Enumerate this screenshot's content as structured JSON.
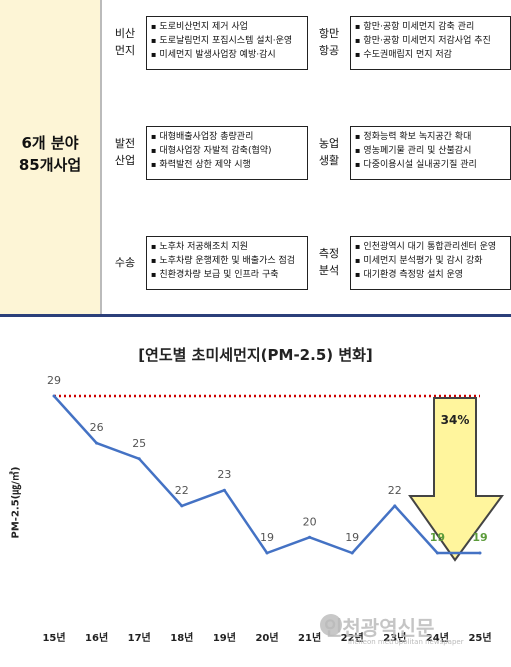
{
  "summary": {
    "left_label_line1": "6개 분야",
    "left_label_line2": "85개사업",
    "rows": [
      {
        "cat1": "비산\n먼지",
        "items1": [
          "도로비산먼지 제거 사업",
          "도로날림먼지 포집시스템 설치·운영",
          "미세먼지 발생사업장 예방·감시"
        ],
        "cat2": "항만\n항공",
        "items2": [
          "항만·공항 미세먼지 감축 관리",
          "항만·공항 미세먼지 저감사업 추진",
          "수도권매립지 먼지 저감"
        ]
      },
      {
        "cat1": "발전\n산업",
        "items1": [
          "대형배출사업장 총량관리",
          "대형사업장 자발적 감축(협약)",
          "화력발전 상한 제약 시행"
        ],
        "cat2": "농업\n생활",
        "items2": [
          "정화능력 확보 녹지공간 확대",
          "영농폐기물 관리 및 산불감시",
          "다중이용시설 실내공기질 관리"
        ]
      },
      {
        "cat1": "수송",
        "items1": [
          "노후차 저공해조치 지원",
          "노후차량 운행제한 및 배출가스 점검",
          "친환경차량 보급 및 인프라 구축"
        ],
        "cat2": "측정\n분석",
        "items2": [
          "인천광역시 대기 통합관리센터 운영",
          "미세먼지 분석평가 및 감시 강화",
          "대기환경 측정망 설치 운영"
        ]
      }
    ]
  },
  "chart_data": {
    "type": "line",
    "title": "[연도별 초미세먼지(PM-2.5) 변화]",
    "ylabel": "PM-2.5(㎍/㎥)",
    "categories": [
      "15년",
      "16년",
      "17년",
      "18년",
      "19년",
      "20년",
      "21년",
      "22년",
      "23년",
      "24년",
      "25년"
    ],
    "values": [
      29,
      26,
      25,
      22,
      23,
      19,
      20,
      19,
      22,
      19,
      19
    ],
    "highlight_labels": [
      "24년",
      "25년"
    ],
    "reference_line": 29,
    "annotation": "34%",
    "ylim": [
      16,
      31
    ],
    "colors": {
      "line": "#4472c4",
      "reference": "#cc0000",
      "arrow_fill": "#fff59d",
      "arrow_stroke": "#444444",
      "highlight": "#5b9b3a",
      "label": "#555555"
    }
  },
  "watermark": {
    "text": "인천광역신문",
    "sub": "incheon metropolitan newspaper"
  }
}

▬▬▬▬▬▬

[EXERCISE TASK]: Quote every line of the records above exactly; no picture is to be copied.

[RESULT OF THIS TASK]:
Enumerate this screenshot's content as structured JSON.
{
  "summary": {
    "left_label_line1": "6개 분야",
    "left_label_line2": "85개사업",
    "rows": [
      {
        "cat1": "비산\n먼지",
        "items1": [
          "도로비산먼지 제거 사업",
          "도로날림먼지 포집시스템 설치·운영",
          "미세먼지 발생사업장 예방·감시"
        ],
        "cat2": "항만\n항공",
        "items2": [
          "항만·공항 미세먼지 감축 관리",
          "항만·공항 미세먼지 저감사업 추진",
          "수도권매립지 먼지 저감"
        ]
      },
      {
        "cat1": "발전\n산업",
        "items1": [
          "대형배출사업장 총량관리",
          "대형사업장 자발적 감축(협약)",
          "화력발전 상한 제약 시행"
        ],
        "cat2": "농업\n생활",
        "items2": [
          "정화능력 확보 녹지공간 확대",
          "영농폐기물 관리 및 산불감시",
          "다중이용시설 실내공기질 관리"
        ]
      },
      {
        "cat1": "수송",
        "items1": [
          "노후차 저공해조치 지원",
          "노후차량 운행제한 및 배출가스 점검",
          "친환경차량 보급 및 인프라 구축"
        ],
        "cat2": "측정\n분석",
        "items2": [
          "인천광역시 대기 통합관리센터 운영",
          "미세먼지 분석평가 및 감시 강화",
          "대기환경 측정망 설치 운영"
        ]
      }
    ]
  },
  "chart_data": {
    "type": "line",
    "title": "[연도별 초미세먼지(PM-2.5) 변화]",
    "ylabel": "PM-2.5(㎍/㎥)",
    "categories": [
      "15년",
      "16년",
      "17년",
      "18년",
      "19년",
      "20년",
      "21년",
      "22년",
      "23년",
      "24년",
      "25년"
    ],
    "values": [
      29,
      26,
      25,
      22,
      23,
      19,
      20,
      19,
      22,
      19,
      19
    ],
    "highlight_labels": [
      "24년",
      "25년"
    ],
    "reference_line": 29,
    "annotation": "34%",
    "ylim": [
      16,
      31
    ],
    "colors": {
      "line": "#4472c4",
      "reference": "#cc0000",
      "arrow_fill": "#fff59d",
      "arrow_stroke": "#444444",
      "highlight": "#5b9b3a",
      "label": "#555555"
    }
  },
  "watermark": {
    "text": "인천광역신문",
    "sub": "incheon metropolitan newspaper"
  }
}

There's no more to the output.